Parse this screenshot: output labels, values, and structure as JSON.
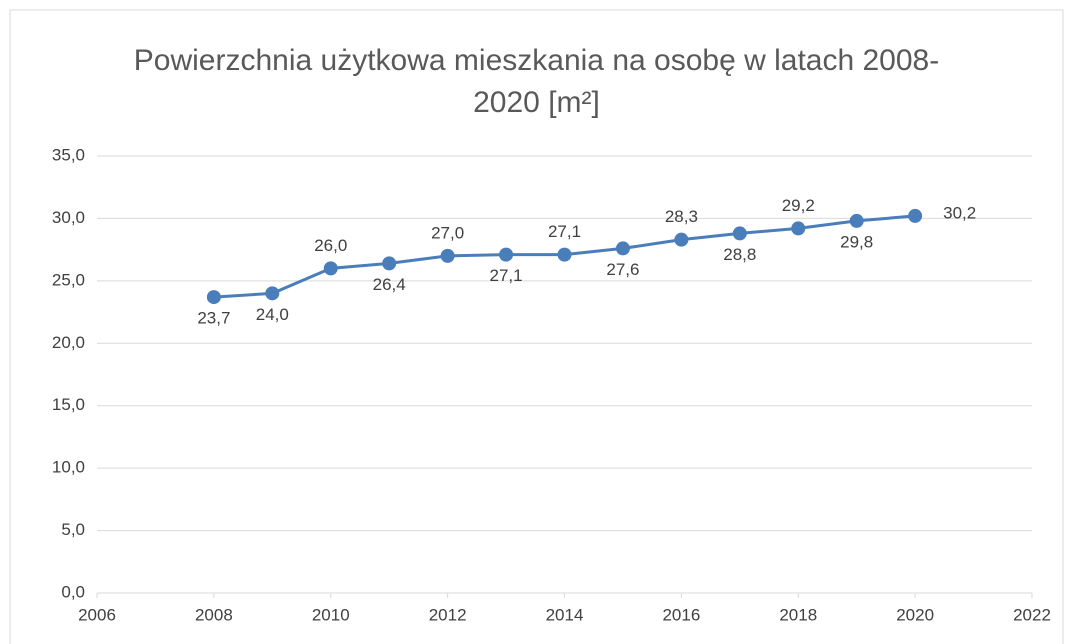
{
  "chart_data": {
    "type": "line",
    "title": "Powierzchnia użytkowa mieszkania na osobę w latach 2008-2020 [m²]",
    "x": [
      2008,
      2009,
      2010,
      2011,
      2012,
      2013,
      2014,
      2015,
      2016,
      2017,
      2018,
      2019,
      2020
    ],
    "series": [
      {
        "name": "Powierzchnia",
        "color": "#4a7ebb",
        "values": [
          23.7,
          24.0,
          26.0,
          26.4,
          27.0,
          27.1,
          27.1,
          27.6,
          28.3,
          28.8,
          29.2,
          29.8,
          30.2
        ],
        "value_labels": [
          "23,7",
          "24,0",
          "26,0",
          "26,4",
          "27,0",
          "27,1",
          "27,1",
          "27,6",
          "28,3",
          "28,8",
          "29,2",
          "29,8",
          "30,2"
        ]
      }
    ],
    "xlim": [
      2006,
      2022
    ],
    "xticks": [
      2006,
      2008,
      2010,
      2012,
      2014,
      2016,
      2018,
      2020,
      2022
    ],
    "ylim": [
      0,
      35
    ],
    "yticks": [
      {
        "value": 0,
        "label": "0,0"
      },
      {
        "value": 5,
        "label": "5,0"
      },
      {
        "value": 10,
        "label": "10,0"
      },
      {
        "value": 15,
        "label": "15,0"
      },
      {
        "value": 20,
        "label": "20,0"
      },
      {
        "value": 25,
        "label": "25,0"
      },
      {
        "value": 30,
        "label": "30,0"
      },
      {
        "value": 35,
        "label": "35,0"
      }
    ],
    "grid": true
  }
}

════════════════════

**EXERCISE BRIEF**
Return the whole listing, word for word, and leave out every picture.

**RESULT OF THE TASK**
Parse this screenshot: output labels, values, and structure as JSON.
{
  "chart_data": {
    "type": "line",
    "title": "Powierzchnia użytkowa mieszkania na osobę w latach 2008-2020 [m²]",
    "x": [
      2008,
      2009,
      2010,
      2011,
      2012,
      2013,
      2014,
      2015,
      2016,
      2017,
      2018,
      2019,
      2020
    ],
    "series": [
      {
        "name": "Powierzchnia",
        "color": "#4a7ebb",
        "values": [
          23.7,
          24.0,
          26.0,
          26.4,
          27.0,
          27.1,
          27.1,
          27.6,
          28.3,
          28.8,
          29.2,
          29.8,
          30.2
        ],
        "value_labels": [
          "23,7",
          "24,0",
          "26,0",
          "26,4",
          "27,0",
          "27,1",
          "27,1",
          "27,6",
          "28,3",
          "28,8",
          "29,2",
          "29,8",
          "30,2"
        ]
      }
    ],
    "xlim": [
      2006,
      2022
    ],
    "xticks": [
      2006,
      2008,
      2010,
      2012,
      2014,
      2016,
      2018,
      2020,
      2022
    ],
    "ylim": [
      0,
      35
    ],
    "yticks": [
      {
        "value": 0,
        "label": "0,0"
      },
      {
        "value": 5,
        "label": "5,0"
      },
      {
        "value": 10,
        "label": "10,0"
      },
      {
        "value": 15,
        "label": "15,0"
      },
      {
        "value": 20,
        "label": "20,0"
      },
      {
        "value": 25,
        "label": "25,0"
      },
      {
        "value": 30,
        "label": "30,0"
      },
      {
        "value": 35,
        "label": "35,0"
      }
    ],
    "grid": true
  }
}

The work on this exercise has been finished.